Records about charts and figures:
++++++++++++++++++++

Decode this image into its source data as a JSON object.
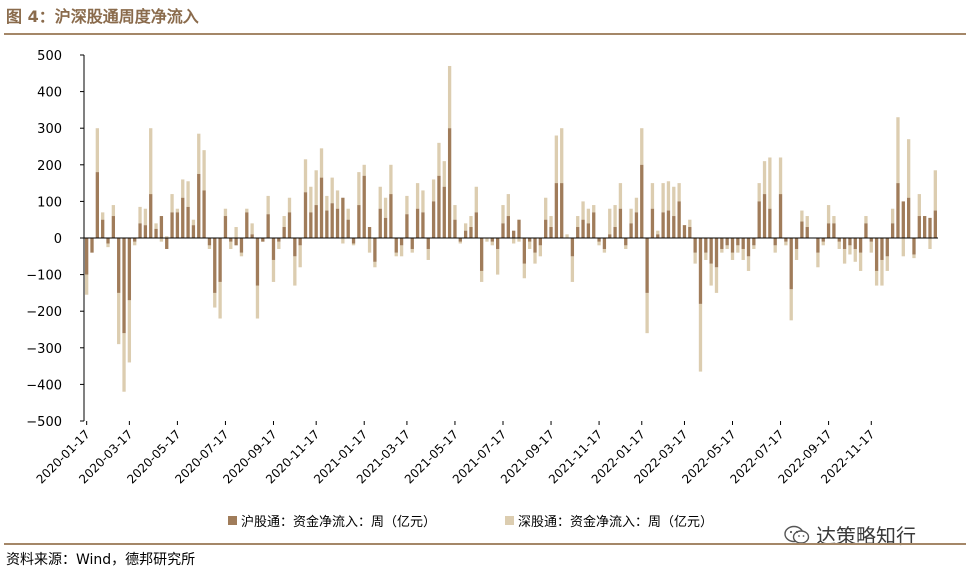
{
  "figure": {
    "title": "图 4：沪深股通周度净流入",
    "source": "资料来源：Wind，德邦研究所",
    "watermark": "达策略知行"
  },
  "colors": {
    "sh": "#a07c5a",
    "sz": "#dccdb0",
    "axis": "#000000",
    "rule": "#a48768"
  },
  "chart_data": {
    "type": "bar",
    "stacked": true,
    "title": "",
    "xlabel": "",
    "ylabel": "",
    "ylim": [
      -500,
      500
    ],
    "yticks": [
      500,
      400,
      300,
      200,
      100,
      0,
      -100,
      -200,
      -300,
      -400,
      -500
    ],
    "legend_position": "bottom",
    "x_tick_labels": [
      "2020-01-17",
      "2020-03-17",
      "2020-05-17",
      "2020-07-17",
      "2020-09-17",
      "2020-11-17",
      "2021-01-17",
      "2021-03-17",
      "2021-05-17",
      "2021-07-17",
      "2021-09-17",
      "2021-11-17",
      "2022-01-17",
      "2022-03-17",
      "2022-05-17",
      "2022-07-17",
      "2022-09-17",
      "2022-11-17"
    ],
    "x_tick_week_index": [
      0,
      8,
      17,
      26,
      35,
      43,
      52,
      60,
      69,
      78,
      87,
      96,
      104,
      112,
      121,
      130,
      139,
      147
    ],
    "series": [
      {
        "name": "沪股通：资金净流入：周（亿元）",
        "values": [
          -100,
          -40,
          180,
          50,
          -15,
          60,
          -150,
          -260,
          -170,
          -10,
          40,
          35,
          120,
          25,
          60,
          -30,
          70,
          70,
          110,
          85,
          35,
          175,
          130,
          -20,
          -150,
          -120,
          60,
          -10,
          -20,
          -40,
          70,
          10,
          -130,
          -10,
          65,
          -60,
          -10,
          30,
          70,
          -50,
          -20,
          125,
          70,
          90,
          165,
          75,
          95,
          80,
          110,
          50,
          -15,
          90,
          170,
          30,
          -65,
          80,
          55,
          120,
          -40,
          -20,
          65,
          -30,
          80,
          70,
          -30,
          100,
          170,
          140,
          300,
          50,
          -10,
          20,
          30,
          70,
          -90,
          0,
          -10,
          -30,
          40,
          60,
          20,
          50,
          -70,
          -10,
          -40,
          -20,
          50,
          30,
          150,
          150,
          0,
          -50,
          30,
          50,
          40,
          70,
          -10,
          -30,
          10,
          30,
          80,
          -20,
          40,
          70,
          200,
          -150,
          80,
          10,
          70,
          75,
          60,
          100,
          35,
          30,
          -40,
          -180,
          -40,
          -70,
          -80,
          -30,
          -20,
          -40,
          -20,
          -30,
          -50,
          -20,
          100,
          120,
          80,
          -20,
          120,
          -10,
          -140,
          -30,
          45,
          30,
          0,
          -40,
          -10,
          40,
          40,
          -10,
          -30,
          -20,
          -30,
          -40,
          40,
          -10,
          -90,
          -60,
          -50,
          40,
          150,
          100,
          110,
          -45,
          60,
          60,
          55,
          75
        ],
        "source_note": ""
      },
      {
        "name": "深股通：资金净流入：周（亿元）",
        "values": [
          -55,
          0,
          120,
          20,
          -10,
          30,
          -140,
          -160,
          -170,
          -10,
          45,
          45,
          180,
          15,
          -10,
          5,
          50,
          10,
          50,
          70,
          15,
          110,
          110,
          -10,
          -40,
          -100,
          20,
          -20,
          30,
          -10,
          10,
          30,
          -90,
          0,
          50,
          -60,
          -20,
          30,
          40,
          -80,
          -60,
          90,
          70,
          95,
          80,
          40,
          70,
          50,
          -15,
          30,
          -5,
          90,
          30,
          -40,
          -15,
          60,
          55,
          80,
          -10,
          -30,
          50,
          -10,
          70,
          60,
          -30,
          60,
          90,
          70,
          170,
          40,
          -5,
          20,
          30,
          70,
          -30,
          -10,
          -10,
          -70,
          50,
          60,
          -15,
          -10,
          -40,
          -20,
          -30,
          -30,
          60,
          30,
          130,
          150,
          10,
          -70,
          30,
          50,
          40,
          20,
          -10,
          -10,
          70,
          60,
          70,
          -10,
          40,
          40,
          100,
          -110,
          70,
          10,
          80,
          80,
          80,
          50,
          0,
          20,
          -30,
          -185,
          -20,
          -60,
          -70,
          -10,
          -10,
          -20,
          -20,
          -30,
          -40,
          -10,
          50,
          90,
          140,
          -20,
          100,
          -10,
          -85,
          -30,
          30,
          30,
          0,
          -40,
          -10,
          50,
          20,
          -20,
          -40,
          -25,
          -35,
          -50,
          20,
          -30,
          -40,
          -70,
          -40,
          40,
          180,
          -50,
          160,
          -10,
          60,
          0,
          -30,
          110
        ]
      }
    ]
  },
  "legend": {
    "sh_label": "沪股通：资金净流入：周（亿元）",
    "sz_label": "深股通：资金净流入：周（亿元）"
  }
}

++++++++++++++++++++

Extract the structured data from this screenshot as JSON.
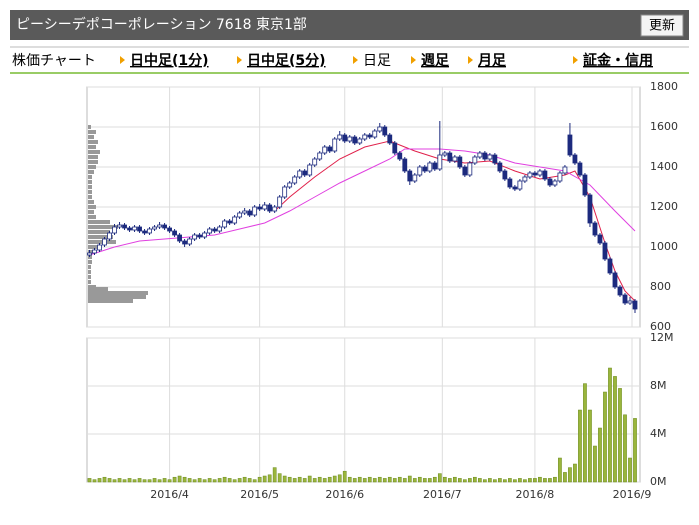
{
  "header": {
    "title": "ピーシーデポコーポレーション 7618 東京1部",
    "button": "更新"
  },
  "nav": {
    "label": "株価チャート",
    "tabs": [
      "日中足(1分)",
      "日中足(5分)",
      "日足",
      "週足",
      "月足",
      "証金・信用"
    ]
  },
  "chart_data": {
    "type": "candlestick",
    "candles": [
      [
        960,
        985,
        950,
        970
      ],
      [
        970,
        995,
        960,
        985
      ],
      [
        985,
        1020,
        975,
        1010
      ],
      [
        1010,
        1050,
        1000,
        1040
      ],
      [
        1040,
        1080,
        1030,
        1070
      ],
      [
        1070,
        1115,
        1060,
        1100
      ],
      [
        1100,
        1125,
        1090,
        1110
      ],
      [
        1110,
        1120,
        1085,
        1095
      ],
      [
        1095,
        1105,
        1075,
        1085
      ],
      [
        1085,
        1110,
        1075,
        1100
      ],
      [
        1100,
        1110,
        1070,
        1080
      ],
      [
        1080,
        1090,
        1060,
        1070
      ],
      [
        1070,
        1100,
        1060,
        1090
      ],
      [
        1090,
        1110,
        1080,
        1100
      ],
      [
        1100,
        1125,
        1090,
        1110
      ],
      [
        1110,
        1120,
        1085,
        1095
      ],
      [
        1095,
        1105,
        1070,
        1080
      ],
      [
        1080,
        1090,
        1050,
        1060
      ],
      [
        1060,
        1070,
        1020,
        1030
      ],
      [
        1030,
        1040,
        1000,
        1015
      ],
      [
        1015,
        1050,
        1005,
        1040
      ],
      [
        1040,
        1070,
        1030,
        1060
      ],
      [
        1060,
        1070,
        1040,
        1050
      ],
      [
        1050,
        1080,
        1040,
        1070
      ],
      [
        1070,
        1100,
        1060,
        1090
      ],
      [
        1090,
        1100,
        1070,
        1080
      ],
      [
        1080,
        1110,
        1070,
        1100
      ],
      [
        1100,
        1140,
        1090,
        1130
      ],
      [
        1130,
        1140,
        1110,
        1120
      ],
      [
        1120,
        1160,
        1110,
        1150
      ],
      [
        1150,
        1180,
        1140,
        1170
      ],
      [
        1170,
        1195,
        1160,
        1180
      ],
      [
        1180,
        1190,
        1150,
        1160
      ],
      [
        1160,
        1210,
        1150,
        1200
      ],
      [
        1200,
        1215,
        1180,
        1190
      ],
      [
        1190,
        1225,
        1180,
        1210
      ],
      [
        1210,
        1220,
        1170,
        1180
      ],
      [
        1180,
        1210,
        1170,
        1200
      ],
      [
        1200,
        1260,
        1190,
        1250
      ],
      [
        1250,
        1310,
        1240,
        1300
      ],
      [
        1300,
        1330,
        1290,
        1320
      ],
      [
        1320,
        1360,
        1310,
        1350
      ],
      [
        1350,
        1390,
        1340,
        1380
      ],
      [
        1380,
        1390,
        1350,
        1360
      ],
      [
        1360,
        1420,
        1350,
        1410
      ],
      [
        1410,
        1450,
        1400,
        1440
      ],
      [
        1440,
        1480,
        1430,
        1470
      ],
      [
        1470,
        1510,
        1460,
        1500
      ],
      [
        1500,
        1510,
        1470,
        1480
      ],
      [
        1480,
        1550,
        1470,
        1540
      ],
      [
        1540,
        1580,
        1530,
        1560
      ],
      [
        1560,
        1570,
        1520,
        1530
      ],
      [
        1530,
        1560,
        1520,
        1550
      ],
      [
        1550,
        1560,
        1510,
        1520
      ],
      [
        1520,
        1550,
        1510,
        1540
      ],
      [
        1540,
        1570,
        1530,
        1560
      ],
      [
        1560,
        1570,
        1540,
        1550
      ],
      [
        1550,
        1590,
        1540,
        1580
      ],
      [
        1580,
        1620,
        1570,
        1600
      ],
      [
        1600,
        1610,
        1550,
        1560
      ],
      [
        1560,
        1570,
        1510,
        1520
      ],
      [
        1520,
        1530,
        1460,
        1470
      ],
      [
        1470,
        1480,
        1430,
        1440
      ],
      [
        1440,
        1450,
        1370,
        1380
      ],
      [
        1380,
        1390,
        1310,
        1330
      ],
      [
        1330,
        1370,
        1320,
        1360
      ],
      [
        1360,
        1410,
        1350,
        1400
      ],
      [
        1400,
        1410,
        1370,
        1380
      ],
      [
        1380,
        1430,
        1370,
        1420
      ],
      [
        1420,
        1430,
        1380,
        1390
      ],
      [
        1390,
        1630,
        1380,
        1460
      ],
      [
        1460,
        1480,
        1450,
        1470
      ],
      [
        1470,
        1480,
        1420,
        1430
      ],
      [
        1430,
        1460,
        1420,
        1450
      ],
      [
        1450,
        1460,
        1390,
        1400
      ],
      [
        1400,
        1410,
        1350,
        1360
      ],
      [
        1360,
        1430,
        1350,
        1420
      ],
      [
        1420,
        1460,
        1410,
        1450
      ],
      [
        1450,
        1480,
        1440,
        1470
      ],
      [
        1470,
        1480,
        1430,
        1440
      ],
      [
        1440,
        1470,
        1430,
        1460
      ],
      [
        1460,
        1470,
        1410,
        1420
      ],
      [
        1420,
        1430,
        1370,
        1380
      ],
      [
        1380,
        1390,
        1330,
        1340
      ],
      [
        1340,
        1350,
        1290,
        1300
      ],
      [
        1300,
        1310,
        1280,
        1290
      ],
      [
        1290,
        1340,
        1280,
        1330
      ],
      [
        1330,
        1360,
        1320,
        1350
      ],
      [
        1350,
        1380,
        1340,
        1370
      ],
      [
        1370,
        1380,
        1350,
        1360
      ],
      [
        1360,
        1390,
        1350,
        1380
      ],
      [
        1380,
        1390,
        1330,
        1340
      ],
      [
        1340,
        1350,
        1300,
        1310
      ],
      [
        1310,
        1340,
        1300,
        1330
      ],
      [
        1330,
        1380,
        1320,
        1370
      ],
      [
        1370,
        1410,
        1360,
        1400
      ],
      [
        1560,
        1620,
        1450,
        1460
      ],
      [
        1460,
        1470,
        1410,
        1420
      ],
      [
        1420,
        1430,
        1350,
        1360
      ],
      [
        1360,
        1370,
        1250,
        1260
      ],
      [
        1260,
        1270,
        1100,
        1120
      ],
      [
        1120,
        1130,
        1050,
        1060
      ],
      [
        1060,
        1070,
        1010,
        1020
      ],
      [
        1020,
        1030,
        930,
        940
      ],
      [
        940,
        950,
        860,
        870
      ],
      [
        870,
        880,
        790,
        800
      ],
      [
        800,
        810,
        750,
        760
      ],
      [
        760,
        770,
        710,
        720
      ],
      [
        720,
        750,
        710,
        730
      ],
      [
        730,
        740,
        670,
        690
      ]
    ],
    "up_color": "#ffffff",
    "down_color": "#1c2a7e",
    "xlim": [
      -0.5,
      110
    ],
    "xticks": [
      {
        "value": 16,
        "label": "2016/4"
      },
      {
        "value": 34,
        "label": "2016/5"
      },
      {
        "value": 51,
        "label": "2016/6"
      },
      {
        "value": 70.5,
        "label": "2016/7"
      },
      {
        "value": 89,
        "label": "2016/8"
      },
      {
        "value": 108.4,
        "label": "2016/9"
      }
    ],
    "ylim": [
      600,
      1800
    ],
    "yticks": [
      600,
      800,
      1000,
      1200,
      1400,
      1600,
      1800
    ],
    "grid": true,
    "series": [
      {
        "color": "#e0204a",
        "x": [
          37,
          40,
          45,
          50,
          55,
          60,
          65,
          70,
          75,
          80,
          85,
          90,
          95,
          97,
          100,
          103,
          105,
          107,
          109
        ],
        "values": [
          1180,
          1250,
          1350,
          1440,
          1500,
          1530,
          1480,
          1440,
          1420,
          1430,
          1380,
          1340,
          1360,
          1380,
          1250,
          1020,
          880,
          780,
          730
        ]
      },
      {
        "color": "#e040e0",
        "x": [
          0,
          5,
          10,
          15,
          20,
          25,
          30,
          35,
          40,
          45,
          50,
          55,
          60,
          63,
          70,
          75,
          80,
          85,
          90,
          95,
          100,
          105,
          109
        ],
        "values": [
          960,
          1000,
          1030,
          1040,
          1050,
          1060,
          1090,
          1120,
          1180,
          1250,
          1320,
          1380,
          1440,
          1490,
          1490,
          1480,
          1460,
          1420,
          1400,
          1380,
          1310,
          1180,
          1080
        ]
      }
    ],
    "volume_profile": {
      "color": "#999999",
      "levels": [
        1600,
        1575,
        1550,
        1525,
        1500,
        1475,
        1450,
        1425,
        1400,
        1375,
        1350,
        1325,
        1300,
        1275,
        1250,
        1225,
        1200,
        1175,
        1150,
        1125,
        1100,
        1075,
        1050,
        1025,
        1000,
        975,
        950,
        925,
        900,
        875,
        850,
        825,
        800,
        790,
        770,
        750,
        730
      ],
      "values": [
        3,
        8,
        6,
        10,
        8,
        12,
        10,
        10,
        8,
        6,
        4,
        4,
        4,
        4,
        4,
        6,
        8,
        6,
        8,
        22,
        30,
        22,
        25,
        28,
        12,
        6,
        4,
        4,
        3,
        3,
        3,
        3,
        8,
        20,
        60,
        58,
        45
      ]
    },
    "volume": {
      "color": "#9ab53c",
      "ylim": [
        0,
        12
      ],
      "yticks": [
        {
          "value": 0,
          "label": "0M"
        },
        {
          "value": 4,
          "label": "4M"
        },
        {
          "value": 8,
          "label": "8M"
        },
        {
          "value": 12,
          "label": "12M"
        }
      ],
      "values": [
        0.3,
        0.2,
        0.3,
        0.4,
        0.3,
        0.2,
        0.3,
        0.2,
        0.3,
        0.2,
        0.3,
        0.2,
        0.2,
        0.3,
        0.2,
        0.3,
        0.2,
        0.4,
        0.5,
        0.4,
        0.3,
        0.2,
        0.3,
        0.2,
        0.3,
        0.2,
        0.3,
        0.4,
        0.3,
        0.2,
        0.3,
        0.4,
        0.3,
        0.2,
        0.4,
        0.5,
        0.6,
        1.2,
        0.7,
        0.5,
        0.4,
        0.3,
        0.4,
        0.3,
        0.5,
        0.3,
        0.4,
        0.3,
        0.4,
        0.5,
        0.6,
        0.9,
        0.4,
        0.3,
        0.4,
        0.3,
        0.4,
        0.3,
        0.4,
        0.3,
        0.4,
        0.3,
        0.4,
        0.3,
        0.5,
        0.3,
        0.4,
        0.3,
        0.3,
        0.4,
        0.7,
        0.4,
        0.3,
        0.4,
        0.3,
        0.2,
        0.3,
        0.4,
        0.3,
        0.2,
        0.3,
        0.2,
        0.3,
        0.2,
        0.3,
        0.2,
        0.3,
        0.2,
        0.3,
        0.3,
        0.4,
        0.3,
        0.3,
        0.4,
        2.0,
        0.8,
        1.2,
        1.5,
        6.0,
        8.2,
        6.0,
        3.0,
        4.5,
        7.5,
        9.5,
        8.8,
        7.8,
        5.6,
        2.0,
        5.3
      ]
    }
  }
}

++++++++++++++++++++

Copy every line of the listing that includes the string "name".

RESULT FOR THIS EXERCISE:
        "name": "沪股通：资金净流入：周（亿元）",
        "name": "深股通：资金净流入：周（亿元）",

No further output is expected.